▸ **WHAT TO DO**
Set each record down exactly, excluding all images.

▸ **STORED DATA**
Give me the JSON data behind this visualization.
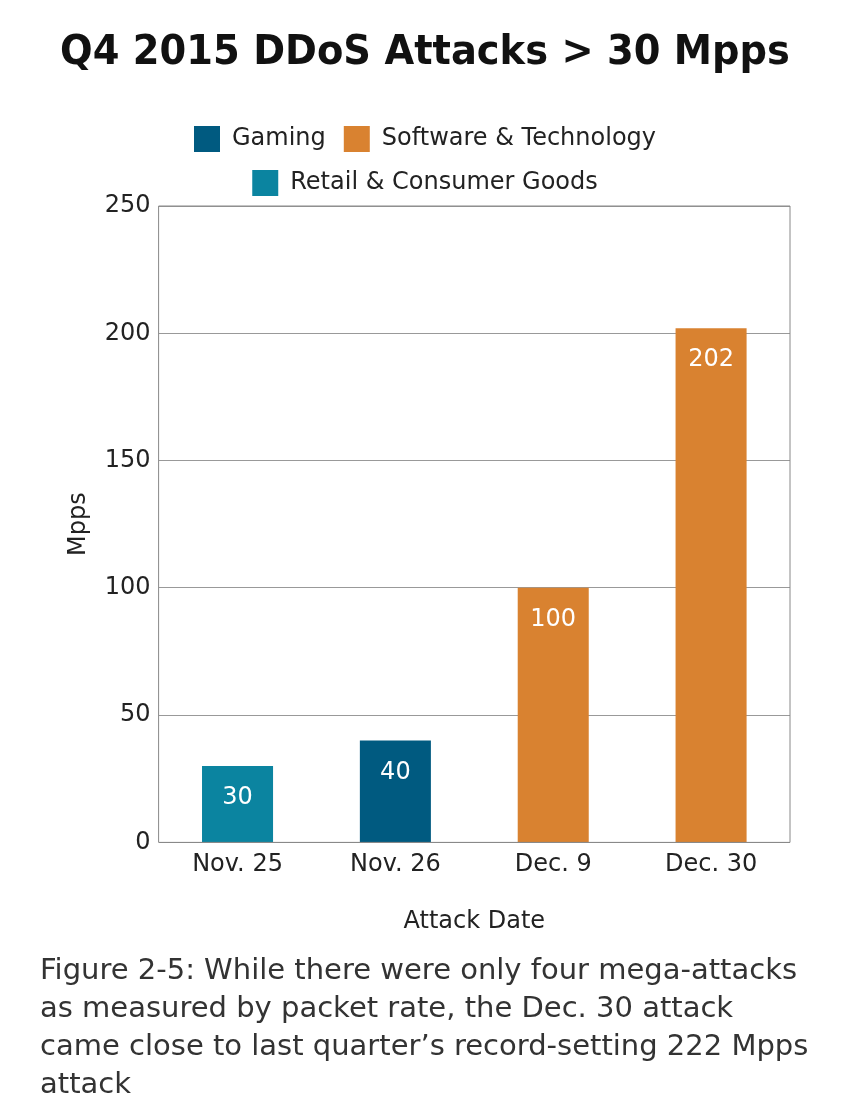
{
  "chart_data": {
    "type": "bar",
    "title": "Q4 2015 DDoS Attacks > 30 Mpps",
    "xlabel": "Attack Date",
    "ylabel": "Mpps",
    "categories": [
      "Nov. 25",
      "Nov. 26",
      "Dec. 9",
      "Dec. 30"
    ],
    "series": [
      {
        "name": "Gaming",
        "color": "#005a80",
        "values": [
          null,
          40,
          null,
          null
        ]
      },
      {
        "name": "Software & Technology",
        "color": "#d98230",
        "values": [
          null,
          null,
          100,
          202
        ]
      },
      {
        "name": "Retail & Consumer Goods",
        "color": "#0b84a0",
        "values": [
          30,
          null,
          null,
          null
        ]
      }
    ],
    "ylim": [
      0,
      250
    ],
    "yticks": [
      0,
      50,
      100,
      150,
      200,
      250
    ],
    "grid": "y",
    "legend": "top",
    "data_labels": true,
    "annotations": [
      "Figure 2-5: While there were only four mega-attacks as measured by packet rate, the Dec. 30 attack came close to last quarter’s record-setting 222 Mpps attack"
    ]
  }
}
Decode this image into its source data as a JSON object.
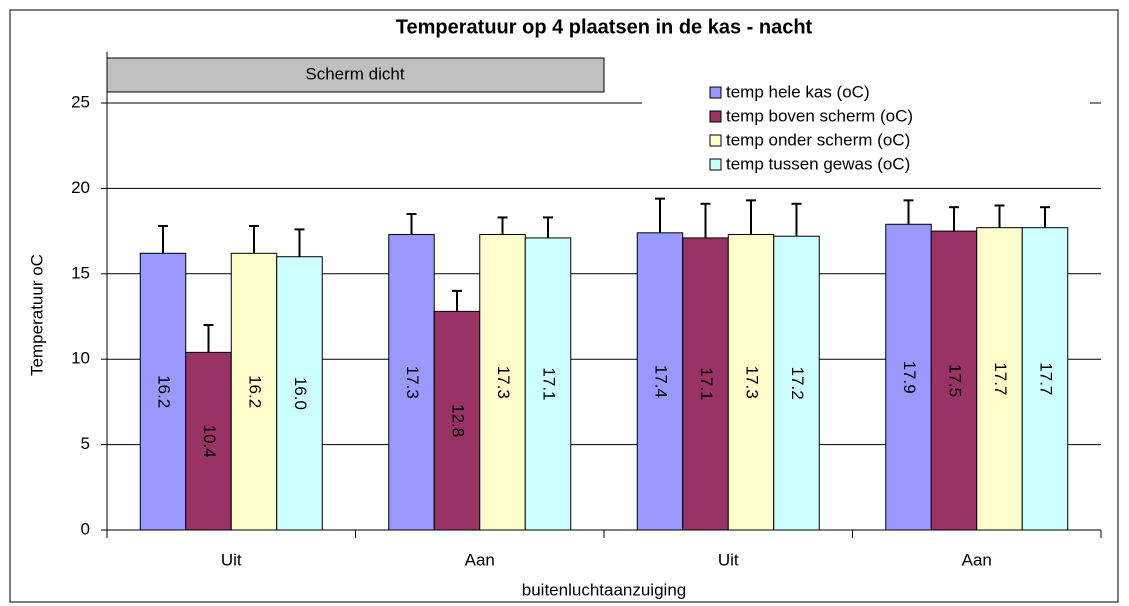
{
  "chart_data": {
    "type": "bar",
    "title": "Temperatuur op 4 plaatsen in de kas - nacht",
    "x_label": "buitenluchtaanzuiging",
    "y_label": "Temperatuur oC",
    "annotations": [
      {
        "text": "Scherm dicht"
      }
    ],
    "categories": [
      "Uit",
      "Aan",
      "Uit",
      "Aan"
    ],
    "series": [
      {
        "name": "temp hele kas (oC)",
        "color": "#9999ff",
        "values": [
          16.2,
          17.3,
          17.4,
          17.9
        ],
        "value_labels": [
          "16.2",
          "17.3",
          "17.4",
          "17.9"
        ],
        "errors": [
          1.6,
          1.2,
          2.0,
          1.4
        ]
      },
      {
        "name": "temp boven scherm (oC)",
        "color": "#993366",
        "values": [
          10.4,
          12.8,
          17.1,
          17.5
        ],
        "value_labels": [
          "10.4",
          "12.8",
          "17.1",
          "17.5"
        ],
        "errors": [
          1.6,
          1.2,
          2.0,
          1.4
        ]
      },
      {
        "name": "temp onder scherm (oC)",
        "color": "#ffffcc",
        "values": [
          16.2,
          17.3,
          17.3,
          17.7
        ],
        "value_labels": [
          "16.2",
          "17.3",
          "17.3",
          "17.7"
        ],
        "errors": [
          1.6,
          1.0,
          2.0,
          1.3
        ]
      },
      {
        "name": "temp tussen gewas (oC)",
        "color": "#ccffff",
        "values": [
          16.0,
          17.1,
          17.2,
          17.7
        ],
        "value_labels": [
          "16.0",
          "17.1",
          "17.2",
          "17.7"
        ],
        "errors": [
          1.6,
          1.2,
          1.9,
          1.2
        ]
      }
    ],
    "ylim": [
      0,
      28
    ],
    "yticks": [
      0,
      5,
      10,
      15,
      20,
      25
    ],
    "grid": true,
    "legend": "upper right"
  }
}
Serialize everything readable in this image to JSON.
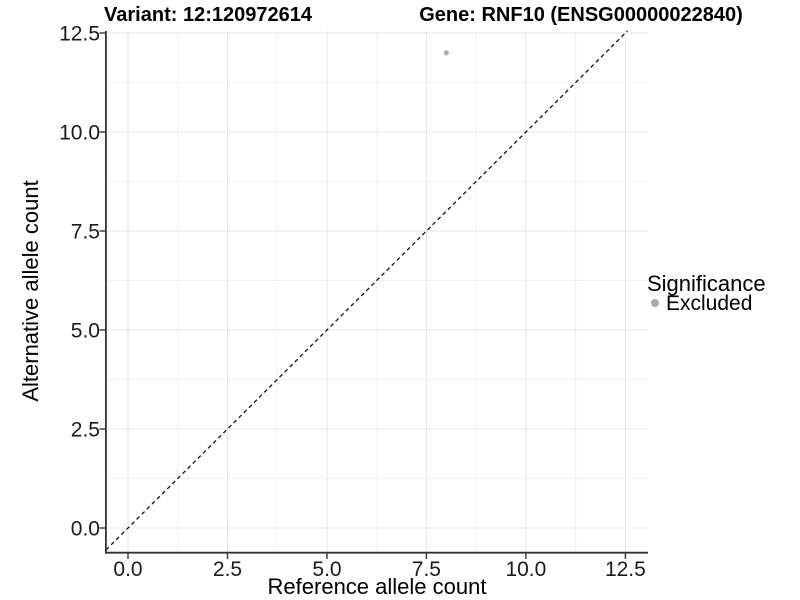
{
  "chart_data": {
    "type": "scatter",
    "title_left": "Variant: 12:120972614",
    "title_right": "Gene: RNF10 (ENSG00000022840)",
    "xlabel": "Reference allele count",
    "ylabel": "Alternative allele count",
    "x_tick_labels": [
      "0.0",
      "2.5",
      "5.0",
      "7.5",
      "10.0",
      "12.5"
    ],
    "y_tick_labels": [
      "0.0",
      "2.5",
      "5.0",
      "7.5",
      "10.0",
      "12.5"
    ],
    "x_ticks": [
      0.0,
      2.5,
      5.0,
      7.5,
      10.0,
      12.5
    ],
    "y_ticks": [
      0.0,
      2.5,
      5.0,
      7.5,
      10.0,
      12.5
    ],
    "xlim": [
      -0.553,
      13.07
    ],
    "ylim": [
      -0.606,
      12.55
    ],
    "grid": "on",
    "grid_interval": 1.25,
    "identity_line": {
      "slope": 1,
      "intercept": 0,
      "style": "dashed",
      "color": "#111111"
    },
    "series": [
      {
        "name": "Excluded",
        "color": "#b0b0b0",
        "points": [
          {
            "x": 8,
            "y": 12
          }
        ]
      }
    ],
    "legend": {
      "title": "Significance",
      "position": "right",
      "items": [
        {
          "label": "Excluded",
          "color": "#aaaaaa"
        }
      ]
    },
    "colors": {
      "background": "#ffffff",
      "grid_major": "#e4e4e4",
      "grid_minor": "#efefef",
      "axis": "#333333",
      "text": "#000000"
    }
  }
}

▸ **WRITTEN ANSWER**
Give me the JSON data behind this visualization.
{
  "chart_data": {
    "type": "bar",
    "title": "Q4 2015 DDoS Attacks > 30 Mpps",
    "xlabel": "Attack Date",
    "ylabel": "Mpps",
    "categories": [
      "Nov. 25",
      "Nov. 26",
      "Dec. 9",
      "Dec. 30"
    ],
    "series": [
      {
        "name": "Gaming",
        "color": "#005a80",
        "values": [
          null,
          40,
          null,
          null
        ]
      },
      {
        "name": "Software & Technology",
        "color": "#d98230",
        "values": [
          null,
          null,
          100,
          202
        ]
      },
      {
        "name": "Retail & Consumer Goods",
        "color": "#0b84a0",
        "values": [
          30,
          null,
          null,
          null
        ]
      }
    ],
    "ylim": [
      0,
      250
    ],
    "yticks": [
      0,
      50,
      100,
      150,
      200,
      250
    ],
    "grid": "y",
    "legend": "top",
    "data_labels": true,
    "annotations": [
      "Figure 2-5: While there were only four mega-attacks as measured by packet rate, the Dec. 30 attack came close to last quarter’s record-setting 222 Mpps attack"
    ]
  }
}
Decode this image into its source data as a JSON object.
{
  "chart_data": {
    "type": "bar",
    "title": "Temperatuur op 4 plaatsen in de kas - nacht",
    "x_label": "buitenluchtaanzuiging",
    "y_label": "Temperatuur oC",
    "annotations": [
      {
        "text": "Scherm dicht"
      }
    ],
    "categories": [
      "Uit",
      "Aan",
      "Uit",
      "Aan"
    ],
    "series": [
      {
        "name": "temp hele kas (oC)",
        "color": "#9999ff",
        "values": [
          16.2,
          17.3,
          17.4,
          17.9
        ],
        "value_labels": [
          "16.2",
          "17.3",
          "17.4",
          "17.9"
        ],
        "errors": [
          1.6,
          1.2,
          2.0,
          1.4
        ]
      },
      {
        "name": "temp boven scherm (oC)",
        "color": "#993366",
        "values": [
          10.4,
          12.8,
          17.1,
          17.5
        ],
        "value_labels": [
          "10.4",
          "12.8",
          "17.1",
          "17.5"
        ],
        "errors": [
          1.6,
          1.2,
          2.0,
          1.4
        ]
      },
      {
        "name": "temp onder scherm (oC)",
        "color": "#ffffcc",
        "values": [
          16.2,
          17.3,
          17.3,
          17.7
        ],
        "value_labels": [
          "16.2",
          "17.3",
          "17.3",
          "17.7"
        ],
        "errors": [
          1.6,
          1.0,
          2.0,
          1.3
        ]
      },
      {
        "name": "temp tussen gewas (oC)",
        "color": "#ccffff",
        "values": [
          16.0,
          17.1,
          17.2,
          17.7
        ],
        "value_labels": [
          "16.0",
          "17.1",
          "17.2",
          "17.7"
        ],
        "errors": [
          1.6,
          1.2,
          1.9,
          1.2
        ]
      }
    ],
    "ylim": [
      0,
      28
    ],
    "yticks": [
      0,
      5,
      10,
      15,
      20,
      25
    ],
    "grid": true,
    "legend": "upper right"
  }
}
Serialize everything readable in this image to JSON.
{
  "chart_data": {
    "type": "scatter",
    "title_left": "Variant: 12:120972614",
    "title_right": "Gene: RNF10 (ENSG00000022840)",
    "xlabel": "Reference allele count",
    "ylabel": "Alternative allele count",
    "x_tick_labels": [
      "0.0",
      "2.5",
      "5.0",
      "7.5",
      "10.0",
      "12.5"
    ],
    "y_tick_labels": [
      "0.0",
      "2.5",
      "5.0",
      "7.5",
      "10.0",
      "12.5"
    ],
    "x_ticks": [
      0.0,
      2.5,
      5.0,
      7.5,
      10.0,
      12.5
    ],
    "y_ticks": [
      0.0,
      2.5,
      5.0,
      7.5,
      10.0,
      12.5
    ],
    "xlim": [
      -0.553,
      13.07
    ],
    "ylim": [
      -0.606,
      12.55
    ],
    "grid": "on",
    "grid_interval": 1.25,
    "identity_line": {
      "slope": 1,
      "intercept": 0,
      "style": "dashed",
      "color": "#111111"
    },
    "series": [
      {
        "name": "Excluded",
        "color": "#b0b0b0",
        "points": [
          {
            "x": 8,
            "y": 12
          }
        ]
      }
    ],
    "legend": {
      "title": "Significance",
      "position": "right",
      "items": [
        {
          "label": "Excluded",
          "color": "#aaaaaa"
        }
      ]
    },
    "colors": {
      "background": "#ffffff",
      "grid_major": "#e4e4e4",
      "grid_minor": "#efefef",
      "axis": "#333333",
      "text": "#000000"
    }
  }
}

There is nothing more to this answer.